**Required task**
Reproduce all lines of the listing below in which the word "JSON" occurs.

**Data for this task**

■ ■ ■ ■

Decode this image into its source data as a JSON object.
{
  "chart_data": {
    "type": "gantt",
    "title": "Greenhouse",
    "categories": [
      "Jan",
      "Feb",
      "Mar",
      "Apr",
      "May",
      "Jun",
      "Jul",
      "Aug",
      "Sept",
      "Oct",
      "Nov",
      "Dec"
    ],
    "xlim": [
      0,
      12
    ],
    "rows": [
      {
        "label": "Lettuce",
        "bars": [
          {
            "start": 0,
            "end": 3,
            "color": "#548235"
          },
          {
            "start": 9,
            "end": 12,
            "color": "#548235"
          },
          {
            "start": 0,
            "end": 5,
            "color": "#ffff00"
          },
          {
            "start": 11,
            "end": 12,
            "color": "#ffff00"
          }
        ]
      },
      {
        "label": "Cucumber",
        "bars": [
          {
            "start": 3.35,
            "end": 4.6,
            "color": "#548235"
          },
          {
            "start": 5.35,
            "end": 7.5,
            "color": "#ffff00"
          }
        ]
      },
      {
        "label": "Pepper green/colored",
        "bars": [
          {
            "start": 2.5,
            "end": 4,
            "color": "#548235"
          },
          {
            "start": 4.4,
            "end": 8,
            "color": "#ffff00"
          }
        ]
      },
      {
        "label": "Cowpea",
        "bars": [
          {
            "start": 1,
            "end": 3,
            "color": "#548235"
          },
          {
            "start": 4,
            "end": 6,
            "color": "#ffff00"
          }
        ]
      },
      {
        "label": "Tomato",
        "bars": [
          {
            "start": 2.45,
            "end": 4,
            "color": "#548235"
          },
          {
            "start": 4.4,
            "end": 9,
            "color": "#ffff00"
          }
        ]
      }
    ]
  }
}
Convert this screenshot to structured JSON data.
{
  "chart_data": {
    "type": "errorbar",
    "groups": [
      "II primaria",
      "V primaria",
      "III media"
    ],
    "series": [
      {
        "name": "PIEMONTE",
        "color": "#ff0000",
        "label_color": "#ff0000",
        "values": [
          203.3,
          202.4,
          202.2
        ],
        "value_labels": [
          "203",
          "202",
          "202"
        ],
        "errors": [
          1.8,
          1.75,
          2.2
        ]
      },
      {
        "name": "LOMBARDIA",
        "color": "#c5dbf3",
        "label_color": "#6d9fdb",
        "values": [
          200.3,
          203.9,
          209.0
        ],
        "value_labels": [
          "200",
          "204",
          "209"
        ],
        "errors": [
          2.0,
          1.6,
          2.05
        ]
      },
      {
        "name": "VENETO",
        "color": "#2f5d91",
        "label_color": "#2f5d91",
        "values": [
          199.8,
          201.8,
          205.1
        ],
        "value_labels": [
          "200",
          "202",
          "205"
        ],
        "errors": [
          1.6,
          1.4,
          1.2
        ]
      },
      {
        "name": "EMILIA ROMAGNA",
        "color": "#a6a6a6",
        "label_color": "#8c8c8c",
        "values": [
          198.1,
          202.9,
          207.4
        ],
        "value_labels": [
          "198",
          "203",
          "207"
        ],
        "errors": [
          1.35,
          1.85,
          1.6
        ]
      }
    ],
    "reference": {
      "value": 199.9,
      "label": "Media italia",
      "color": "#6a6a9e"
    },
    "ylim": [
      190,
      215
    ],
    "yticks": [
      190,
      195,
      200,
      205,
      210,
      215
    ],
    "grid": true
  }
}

■ ■ ■ ■

**Complete response**
Decode this image into its source data as a JSON object.
Convert this screenshot to structured JSON data.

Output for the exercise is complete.